▶ _Brief_: Check each line of the listing for the word "xlabel" and give only the number of lines that have it.

▶ _Recorded data_:

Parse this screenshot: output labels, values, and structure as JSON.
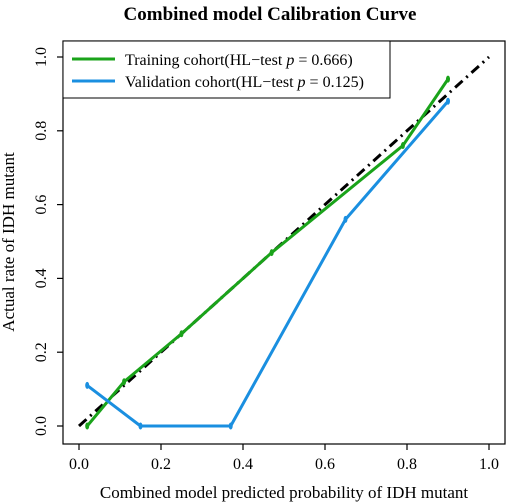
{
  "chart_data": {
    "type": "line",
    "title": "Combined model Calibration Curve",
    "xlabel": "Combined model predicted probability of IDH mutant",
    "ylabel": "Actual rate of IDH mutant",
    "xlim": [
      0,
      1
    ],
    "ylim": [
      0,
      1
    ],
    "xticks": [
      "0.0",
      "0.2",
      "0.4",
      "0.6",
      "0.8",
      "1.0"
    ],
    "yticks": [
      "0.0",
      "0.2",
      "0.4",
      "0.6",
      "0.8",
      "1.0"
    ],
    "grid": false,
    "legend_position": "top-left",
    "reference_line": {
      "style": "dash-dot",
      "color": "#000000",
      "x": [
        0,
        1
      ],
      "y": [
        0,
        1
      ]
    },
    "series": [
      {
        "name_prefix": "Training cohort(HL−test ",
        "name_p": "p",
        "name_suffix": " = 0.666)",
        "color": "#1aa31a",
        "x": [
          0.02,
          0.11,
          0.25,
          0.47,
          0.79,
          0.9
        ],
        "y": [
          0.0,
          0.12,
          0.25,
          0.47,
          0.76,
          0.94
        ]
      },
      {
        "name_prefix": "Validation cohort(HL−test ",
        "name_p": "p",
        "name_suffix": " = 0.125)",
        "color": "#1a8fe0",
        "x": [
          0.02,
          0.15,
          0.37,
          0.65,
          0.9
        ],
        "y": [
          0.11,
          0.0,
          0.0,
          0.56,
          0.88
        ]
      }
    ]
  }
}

--

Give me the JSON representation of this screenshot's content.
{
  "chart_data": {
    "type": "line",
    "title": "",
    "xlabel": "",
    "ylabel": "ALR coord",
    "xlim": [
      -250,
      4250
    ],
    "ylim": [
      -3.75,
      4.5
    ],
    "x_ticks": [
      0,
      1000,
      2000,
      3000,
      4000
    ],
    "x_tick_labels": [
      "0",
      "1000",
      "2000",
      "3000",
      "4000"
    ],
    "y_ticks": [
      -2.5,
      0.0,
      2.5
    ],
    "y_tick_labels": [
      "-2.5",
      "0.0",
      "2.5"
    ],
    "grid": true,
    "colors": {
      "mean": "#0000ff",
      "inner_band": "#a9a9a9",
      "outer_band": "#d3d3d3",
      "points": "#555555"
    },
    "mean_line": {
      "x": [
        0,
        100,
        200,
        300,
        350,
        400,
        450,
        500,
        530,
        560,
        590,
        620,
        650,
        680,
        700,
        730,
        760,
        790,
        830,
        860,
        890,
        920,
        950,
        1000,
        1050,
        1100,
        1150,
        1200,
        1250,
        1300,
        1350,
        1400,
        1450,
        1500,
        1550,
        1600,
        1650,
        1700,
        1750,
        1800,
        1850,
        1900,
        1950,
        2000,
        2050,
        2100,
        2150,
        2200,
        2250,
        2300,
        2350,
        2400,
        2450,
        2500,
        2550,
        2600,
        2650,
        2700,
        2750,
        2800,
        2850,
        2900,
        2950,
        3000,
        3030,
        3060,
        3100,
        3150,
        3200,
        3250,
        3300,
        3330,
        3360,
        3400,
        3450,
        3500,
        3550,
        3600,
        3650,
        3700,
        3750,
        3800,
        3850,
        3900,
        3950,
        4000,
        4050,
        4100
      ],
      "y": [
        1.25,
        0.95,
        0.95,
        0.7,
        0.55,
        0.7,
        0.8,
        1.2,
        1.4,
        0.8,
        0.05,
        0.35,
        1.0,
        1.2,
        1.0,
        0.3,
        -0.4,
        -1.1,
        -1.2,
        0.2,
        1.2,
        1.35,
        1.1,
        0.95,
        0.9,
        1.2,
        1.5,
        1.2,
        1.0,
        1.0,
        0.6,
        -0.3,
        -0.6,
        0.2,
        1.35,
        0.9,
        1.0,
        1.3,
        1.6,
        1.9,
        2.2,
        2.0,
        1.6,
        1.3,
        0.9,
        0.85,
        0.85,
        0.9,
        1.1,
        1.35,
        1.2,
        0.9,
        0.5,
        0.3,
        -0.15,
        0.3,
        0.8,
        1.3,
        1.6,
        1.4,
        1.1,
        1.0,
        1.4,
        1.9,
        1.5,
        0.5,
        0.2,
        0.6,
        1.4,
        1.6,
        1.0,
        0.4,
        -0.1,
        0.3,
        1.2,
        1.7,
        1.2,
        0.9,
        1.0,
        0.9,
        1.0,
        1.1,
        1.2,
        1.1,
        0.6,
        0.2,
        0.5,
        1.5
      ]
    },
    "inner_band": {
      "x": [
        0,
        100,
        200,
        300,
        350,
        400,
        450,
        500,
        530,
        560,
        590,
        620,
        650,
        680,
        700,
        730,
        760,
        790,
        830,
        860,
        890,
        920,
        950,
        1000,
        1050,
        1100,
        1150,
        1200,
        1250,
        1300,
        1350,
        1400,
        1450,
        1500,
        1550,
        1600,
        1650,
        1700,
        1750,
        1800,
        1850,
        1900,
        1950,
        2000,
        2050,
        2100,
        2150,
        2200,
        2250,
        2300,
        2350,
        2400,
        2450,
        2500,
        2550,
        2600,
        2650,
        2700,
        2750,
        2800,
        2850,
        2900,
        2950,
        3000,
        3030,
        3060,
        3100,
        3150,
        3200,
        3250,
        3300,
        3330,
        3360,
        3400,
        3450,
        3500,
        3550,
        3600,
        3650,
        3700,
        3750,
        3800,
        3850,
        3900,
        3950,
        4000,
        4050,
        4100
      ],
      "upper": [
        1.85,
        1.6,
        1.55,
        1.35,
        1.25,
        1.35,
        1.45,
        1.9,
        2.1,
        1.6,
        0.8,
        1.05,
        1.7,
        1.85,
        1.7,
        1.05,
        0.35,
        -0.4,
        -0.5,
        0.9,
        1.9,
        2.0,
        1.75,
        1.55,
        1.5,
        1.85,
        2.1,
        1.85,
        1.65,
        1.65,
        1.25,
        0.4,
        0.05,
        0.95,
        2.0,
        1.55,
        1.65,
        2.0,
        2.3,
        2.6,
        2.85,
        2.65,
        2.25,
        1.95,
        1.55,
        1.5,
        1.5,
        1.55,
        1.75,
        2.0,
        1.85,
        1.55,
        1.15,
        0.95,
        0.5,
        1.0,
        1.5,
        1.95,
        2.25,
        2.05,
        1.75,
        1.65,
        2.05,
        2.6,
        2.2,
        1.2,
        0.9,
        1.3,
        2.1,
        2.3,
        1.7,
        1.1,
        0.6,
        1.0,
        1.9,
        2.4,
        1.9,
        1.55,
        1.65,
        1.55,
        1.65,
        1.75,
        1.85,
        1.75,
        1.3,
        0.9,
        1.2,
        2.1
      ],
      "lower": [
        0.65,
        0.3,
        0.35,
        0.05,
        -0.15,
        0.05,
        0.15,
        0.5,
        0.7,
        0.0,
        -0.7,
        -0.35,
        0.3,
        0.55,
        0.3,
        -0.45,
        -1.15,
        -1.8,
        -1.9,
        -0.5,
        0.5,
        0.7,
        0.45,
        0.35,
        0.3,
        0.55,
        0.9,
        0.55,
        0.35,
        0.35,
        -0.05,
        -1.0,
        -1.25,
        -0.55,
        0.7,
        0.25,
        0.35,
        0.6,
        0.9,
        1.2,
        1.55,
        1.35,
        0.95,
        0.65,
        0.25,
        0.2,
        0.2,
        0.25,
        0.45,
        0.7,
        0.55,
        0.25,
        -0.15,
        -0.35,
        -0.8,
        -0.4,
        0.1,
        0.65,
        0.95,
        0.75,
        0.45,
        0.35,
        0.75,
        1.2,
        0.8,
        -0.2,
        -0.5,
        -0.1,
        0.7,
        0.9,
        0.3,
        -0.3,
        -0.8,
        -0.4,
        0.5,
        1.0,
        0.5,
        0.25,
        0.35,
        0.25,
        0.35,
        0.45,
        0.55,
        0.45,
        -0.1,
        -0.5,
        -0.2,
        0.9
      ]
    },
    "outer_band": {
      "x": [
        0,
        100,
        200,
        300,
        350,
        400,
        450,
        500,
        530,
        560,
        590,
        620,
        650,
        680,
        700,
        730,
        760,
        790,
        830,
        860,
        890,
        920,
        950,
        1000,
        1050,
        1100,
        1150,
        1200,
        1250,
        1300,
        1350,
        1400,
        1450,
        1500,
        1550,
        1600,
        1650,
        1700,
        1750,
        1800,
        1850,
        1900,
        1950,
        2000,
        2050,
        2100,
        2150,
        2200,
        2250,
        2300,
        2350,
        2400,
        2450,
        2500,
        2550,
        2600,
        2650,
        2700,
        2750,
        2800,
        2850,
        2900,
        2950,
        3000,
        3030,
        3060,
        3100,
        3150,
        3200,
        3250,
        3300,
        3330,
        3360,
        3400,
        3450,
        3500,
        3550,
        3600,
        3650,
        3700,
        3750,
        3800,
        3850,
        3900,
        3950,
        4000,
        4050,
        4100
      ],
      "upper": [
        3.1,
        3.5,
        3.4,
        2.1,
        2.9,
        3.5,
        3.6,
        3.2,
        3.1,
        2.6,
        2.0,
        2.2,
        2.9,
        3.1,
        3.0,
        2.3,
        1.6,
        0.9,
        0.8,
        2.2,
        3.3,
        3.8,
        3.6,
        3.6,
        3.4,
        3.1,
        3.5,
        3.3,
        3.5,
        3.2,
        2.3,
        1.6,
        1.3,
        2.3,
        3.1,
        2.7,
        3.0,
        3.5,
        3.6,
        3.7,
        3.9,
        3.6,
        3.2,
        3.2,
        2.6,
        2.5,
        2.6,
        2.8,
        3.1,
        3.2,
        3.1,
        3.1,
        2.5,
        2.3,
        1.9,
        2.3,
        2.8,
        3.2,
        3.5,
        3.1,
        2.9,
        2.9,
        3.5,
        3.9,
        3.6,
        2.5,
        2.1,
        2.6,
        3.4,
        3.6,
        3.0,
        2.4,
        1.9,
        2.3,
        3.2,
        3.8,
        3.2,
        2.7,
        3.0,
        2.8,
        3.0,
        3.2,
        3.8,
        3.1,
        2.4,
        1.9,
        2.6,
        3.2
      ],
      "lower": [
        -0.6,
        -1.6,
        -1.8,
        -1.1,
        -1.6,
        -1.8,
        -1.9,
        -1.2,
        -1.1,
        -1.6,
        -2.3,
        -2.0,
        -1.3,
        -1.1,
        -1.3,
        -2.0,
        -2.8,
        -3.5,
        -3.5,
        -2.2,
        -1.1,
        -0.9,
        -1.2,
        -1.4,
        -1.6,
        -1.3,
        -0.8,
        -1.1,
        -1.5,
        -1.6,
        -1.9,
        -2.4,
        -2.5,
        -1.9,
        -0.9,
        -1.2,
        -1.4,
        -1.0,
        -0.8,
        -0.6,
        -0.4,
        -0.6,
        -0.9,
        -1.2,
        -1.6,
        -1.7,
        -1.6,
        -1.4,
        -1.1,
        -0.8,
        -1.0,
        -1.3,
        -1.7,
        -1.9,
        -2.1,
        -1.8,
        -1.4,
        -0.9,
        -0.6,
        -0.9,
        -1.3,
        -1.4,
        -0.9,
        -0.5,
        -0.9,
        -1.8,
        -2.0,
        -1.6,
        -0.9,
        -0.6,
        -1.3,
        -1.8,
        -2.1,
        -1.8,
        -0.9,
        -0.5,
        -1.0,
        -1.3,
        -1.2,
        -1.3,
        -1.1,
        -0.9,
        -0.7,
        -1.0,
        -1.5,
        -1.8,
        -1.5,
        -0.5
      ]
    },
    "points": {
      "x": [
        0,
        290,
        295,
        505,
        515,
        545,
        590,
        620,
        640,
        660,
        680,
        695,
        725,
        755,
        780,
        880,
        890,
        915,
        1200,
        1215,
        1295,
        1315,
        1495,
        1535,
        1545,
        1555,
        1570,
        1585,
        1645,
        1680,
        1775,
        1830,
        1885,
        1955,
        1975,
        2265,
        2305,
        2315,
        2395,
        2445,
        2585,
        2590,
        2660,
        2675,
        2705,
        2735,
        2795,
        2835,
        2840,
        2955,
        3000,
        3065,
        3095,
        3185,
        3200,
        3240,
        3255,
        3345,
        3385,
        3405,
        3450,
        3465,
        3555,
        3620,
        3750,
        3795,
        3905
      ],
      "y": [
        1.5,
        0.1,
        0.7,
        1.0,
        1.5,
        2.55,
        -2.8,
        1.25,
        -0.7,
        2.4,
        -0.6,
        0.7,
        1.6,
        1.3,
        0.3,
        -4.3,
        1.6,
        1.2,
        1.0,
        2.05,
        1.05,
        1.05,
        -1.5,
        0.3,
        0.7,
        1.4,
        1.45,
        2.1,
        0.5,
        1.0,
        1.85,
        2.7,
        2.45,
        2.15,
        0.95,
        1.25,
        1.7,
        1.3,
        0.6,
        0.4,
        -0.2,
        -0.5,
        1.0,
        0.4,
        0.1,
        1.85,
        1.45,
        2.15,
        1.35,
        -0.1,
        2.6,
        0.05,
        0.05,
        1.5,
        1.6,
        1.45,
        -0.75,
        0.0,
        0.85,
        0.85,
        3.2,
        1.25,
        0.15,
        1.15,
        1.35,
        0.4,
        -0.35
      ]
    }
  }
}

▶ _Worked solution_: 2